→ PARTS OF THE EXERCISE:
**A.** In the passage on Jim Courier, which players besides Courier are said to have won the Australian Open and Roland Garros in the same year in the Open era? Give each one's year or years.
**B.** Please write out the stretch of the passage on Jim Courier from "So where does" through "of their careers.", word for word.

→ PASSAGE:
So where does Jim Courier's success fit in? First of all, the American is not the only player who has achieved an Australian Open-Roland Garros double in the same year in the Open era, as Rod Laver also did it in 1969, as did Mats Wilander in 1988. Novak Djokovic has also did it twice (2016, 2021). "The Rock" is not the only player to have managed the feat of completing his fortnight with only one small set dropped either, as Björn Borg (1978, 1980), Ilie Năstase (1973) and Rafael Nadal (2008, 2010, 2017, 2020) have even done better by not dropping a set at Porte d'Auteuil. However, the 1992 French Open will always be remembered for the fact that Courier managed to knock out seven opponents who weighed in at 32 Masters 1000s and 11 Grand Slam tournaments by the end of their careers. 

An early end to his career

Behind this major success, Courier experienced a slight dip in form during the summer with a third-round elimination at Wimbledon and a round-of-16 loss to Marc Rosset at the Barcelona Olympics. Then, the American started to move forward again with a semi-final at the US Open, a sign of another promising year. The proof was in the pudding with another great series: victory at the Australian Open, final at Roland Garros, final at Wimbledon. What Jim Courier did not know, however, was that this was his last Grand Slam success. This was due to the emergence of Sergi Bruguera and the rise of Pete Sampras. However, the man with the red hair did not lose his smile off the court, as his friend Marc Rosset confirms: "We often met at his hotel. He never gave his name when he booked. He was always under names based on Quentin Tarantino's film, Reservoir Dogs. It was Mr. Pink or Mr. Brown. It was nice. He spoke French as well because he had a French girlfriend at the time. I also remember a discussion at the Barcelona Olympics while waiting for transport. It was fun."

→ Records from a data collection:

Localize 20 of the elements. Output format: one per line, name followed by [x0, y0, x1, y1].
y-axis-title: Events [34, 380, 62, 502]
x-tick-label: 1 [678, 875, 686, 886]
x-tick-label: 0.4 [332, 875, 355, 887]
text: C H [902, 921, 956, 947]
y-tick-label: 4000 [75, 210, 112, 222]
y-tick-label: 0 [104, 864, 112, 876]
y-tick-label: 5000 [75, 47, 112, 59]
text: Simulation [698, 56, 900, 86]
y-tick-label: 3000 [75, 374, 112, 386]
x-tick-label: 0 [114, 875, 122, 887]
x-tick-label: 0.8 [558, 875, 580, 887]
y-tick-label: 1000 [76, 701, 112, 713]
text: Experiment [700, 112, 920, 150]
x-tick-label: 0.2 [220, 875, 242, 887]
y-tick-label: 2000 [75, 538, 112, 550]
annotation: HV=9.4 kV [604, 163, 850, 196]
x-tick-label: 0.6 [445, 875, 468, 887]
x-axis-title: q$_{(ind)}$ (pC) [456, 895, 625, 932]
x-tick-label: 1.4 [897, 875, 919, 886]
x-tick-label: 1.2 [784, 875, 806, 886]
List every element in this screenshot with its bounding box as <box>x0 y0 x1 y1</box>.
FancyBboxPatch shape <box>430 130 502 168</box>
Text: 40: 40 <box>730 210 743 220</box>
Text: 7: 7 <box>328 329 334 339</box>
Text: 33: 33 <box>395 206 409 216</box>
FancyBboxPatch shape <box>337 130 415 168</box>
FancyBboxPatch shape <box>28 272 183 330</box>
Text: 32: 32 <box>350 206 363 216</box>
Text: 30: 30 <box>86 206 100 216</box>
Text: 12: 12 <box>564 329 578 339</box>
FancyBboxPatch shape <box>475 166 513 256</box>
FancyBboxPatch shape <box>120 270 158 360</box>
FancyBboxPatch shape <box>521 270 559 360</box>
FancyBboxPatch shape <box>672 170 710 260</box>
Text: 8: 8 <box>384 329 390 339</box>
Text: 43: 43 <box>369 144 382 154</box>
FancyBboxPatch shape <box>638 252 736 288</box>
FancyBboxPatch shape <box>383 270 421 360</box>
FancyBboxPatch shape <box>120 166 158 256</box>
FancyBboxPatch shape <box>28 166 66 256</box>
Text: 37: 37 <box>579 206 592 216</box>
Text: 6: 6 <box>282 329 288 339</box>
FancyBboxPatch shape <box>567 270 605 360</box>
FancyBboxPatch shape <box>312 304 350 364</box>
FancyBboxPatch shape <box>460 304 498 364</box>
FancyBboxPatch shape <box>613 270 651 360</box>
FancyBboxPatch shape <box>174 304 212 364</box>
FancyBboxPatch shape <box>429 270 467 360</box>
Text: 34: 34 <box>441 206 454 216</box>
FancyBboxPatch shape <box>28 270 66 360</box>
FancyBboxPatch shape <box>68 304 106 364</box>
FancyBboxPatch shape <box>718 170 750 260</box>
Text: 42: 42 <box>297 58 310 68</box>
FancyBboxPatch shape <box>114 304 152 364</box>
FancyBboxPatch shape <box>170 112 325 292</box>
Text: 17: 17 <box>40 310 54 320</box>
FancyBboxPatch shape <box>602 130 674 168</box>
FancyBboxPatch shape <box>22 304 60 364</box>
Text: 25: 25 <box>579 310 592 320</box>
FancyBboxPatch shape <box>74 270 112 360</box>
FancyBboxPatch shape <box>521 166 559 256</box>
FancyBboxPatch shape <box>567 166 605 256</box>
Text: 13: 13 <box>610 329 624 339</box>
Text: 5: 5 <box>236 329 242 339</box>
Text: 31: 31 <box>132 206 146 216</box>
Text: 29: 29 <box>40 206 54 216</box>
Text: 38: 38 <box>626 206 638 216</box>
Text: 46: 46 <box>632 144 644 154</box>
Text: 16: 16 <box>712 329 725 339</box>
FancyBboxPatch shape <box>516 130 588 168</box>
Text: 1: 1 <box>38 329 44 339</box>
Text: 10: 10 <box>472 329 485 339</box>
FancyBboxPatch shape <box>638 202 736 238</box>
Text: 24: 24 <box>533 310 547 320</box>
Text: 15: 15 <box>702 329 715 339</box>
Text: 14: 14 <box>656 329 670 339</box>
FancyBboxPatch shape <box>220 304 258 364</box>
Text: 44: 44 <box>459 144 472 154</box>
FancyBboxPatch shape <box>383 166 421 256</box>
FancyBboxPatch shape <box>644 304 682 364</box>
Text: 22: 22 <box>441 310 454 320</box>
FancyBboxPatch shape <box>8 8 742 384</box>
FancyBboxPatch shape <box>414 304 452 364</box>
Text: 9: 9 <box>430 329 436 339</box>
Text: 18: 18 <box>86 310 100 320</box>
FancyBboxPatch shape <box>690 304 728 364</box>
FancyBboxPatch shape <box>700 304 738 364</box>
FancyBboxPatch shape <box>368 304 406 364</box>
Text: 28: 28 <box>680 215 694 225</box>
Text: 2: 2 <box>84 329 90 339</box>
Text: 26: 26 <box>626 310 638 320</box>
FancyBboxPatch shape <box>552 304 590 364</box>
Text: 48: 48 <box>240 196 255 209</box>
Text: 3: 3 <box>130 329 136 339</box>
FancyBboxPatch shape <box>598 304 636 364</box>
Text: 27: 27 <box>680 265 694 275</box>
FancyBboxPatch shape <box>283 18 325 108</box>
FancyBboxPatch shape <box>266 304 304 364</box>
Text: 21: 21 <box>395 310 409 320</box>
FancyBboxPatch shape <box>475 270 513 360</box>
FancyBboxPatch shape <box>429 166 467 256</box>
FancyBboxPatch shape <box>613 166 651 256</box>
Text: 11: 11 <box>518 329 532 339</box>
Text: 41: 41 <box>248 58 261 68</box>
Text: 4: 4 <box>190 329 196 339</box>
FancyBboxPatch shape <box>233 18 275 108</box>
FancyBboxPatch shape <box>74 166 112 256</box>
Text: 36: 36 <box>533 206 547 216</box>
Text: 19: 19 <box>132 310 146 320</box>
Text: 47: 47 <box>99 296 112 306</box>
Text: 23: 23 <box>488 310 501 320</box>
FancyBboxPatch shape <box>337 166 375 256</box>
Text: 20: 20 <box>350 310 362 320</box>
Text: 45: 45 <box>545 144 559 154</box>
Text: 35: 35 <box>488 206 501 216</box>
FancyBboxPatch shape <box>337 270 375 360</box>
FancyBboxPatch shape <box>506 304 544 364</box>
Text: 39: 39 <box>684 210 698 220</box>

→ EXERCISE RESULTS:
**A.**
Rod Laver (1969)
Mats Wilander (1988)
Novak Djokovic (2016, 2021)

**B.**
So where does Jim Courier's success fit in? First of all, the American is not the only player who has achieved an Australian Open-Roland Garros double in the same year in the Open era, as Rod Laver also did it in 1969, as did Mats Wilander in 1988. Novak Djokovic has also did it twice (2016, 2021). "The Rock" is not the only player to have managed the feat of completing his fortnight with only one small set dropped either, as Björn Borg (1978, 1980), Ilie Năstase (1973) and Rafael Nadal (2008, 2010, 2017, 2020) have even done better by not dropping a set at Porte d'Auteuil. However, the 1992 French Open will always be remembered for the fact that Courier managed to knock out seven opponents who weighed in at 32 Masters 1000s and 11 Grand Slam tournaments by the end of their careers.